* Aim
Copy all lines in which the word "this" can be found.

________

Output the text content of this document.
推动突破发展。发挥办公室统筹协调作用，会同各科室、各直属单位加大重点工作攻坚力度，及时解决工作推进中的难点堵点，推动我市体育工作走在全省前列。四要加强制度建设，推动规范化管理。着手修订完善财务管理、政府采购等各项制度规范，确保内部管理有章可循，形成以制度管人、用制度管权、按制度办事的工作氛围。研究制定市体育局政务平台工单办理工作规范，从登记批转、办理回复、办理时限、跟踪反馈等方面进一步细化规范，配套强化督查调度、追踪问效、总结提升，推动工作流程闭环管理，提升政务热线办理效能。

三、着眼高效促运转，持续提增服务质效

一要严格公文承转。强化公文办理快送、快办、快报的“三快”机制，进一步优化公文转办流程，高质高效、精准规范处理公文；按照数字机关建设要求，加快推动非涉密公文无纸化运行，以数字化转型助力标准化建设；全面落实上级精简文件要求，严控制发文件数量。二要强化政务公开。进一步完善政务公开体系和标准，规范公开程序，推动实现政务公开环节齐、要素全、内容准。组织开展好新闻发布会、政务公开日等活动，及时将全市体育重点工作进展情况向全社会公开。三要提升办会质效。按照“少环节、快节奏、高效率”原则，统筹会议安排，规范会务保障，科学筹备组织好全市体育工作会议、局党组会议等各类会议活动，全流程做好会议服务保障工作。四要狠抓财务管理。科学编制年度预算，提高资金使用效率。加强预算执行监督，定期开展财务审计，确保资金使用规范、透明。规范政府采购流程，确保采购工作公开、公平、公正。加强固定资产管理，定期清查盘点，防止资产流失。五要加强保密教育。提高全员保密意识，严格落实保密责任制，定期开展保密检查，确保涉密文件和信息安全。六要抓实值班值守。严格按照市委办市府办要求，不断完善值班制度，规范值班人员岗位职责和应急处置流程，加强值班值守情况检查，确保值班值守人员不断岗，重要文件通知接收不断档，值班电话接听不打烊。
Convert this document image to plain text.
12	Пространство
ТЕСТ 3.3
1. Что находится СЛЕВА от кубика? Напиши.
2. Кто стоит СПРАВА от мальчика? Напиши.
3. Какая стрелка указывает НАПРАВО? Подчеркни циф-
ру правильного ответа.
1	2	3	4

________

* Exercise result
Output the text content of this document.
Convert this document image to plain text.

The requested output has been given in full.